# START OF Materials provided

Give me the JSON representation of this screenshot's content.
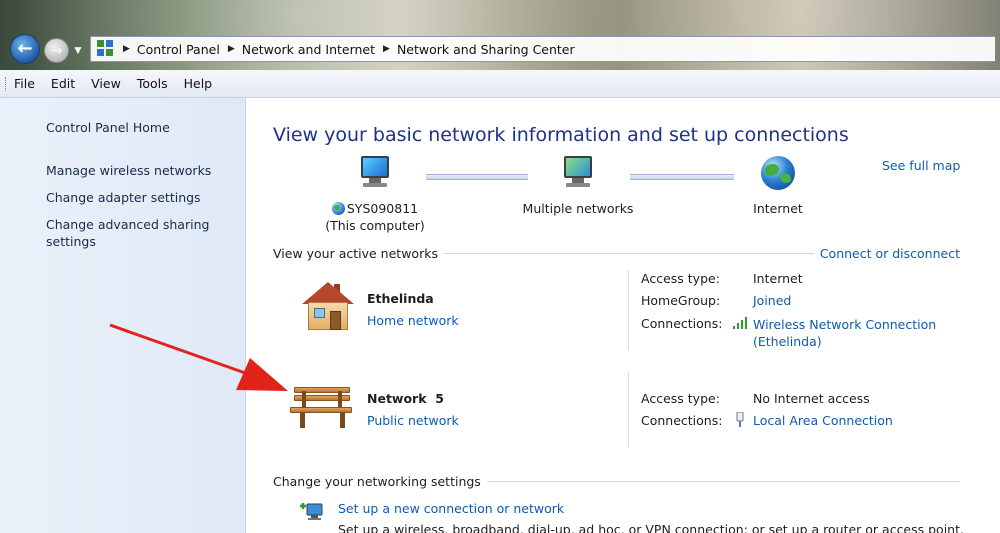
{
  "window": {
    "breadcrumbs": [
      "Control Panel",
      "Network and Internet",
      "Network and Sharing Center"
    ]
  },
  "menu": [
    "File",
    "Edit",
    "View",
    "Tools",
    "Help"
  ],
  "sidebar": {
    "home": "Control Panel Home",
    "links": [
      "Manage wireless networks",
      "Change adapter settings",
      "Change advanced sharing settings"
    ]
  },
  "main": {
    "heading": "View your basic network information and set up connections",
    "see_full_map": "See full map",
    "map": {
      "computer_name": "SYS090811",
      "computer_sub": "(This computer)",
      "middle": "Multiple networks",
      "internet": "Internet"
    },
    "active_networks": {
      "title": "View your active networks",
      "action": "Connect or disconnect",
      "networks": [
        {
          "name": "Ethelinda",
          "type": "Home network",
          "icon": "house-icon",
          "props": [
            {
              "label": "Access type:",
              "value": "Internet",
              "link": false
            },
            {
              "label": "HomeGroup:",
              "value": "Joined",
              "link": true
            },
            {
              "label": "Connections:",
              "value": "Wireless Network Connection",
              "value2": "(Ethelinda)",
              "link": true,
              "icon": "wifi-signal-icon"
            }
          ]
        },
        {
          "name": "Network  5",
          "type": "Public network",
          "icon": "bench-icon",
          "props": [
            {
              "label": "Access type:",
              "value": "No Internet access",
              "link": false
            },
            {
              "label": "Connections:",
              "value": "Local Area Connection",
              "link": true,
              "icon": "ethernet-plug-icon"
            }
          ]
        }
      ]
    },
    "change_settings": {
      "title": "Change your networking settings",
      "setup_link": "Set up a new connection or network",
      "setup_desc": "Set up a wireless, broadband, dial-up, ad hoc, or VPN connection; or set up a router or access point."
    }
  },
  "colors": {
    "link": "#0b5cb4",
    "heading": "#1e3287",
    "sidebar_bg": "#e4edf8",
    "annotation_arrow": "#e2231a"
  }
}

# END OF Materials provided

* [Set exercise] In the material above, find each line that contains the word "icon", and select it.

* [Output for this task]
          "icon": "house-icon",
              "icon": "wifi-signal-icon"
          "icon": "bench-icon",
              "icon": "ethernet-plug-icon"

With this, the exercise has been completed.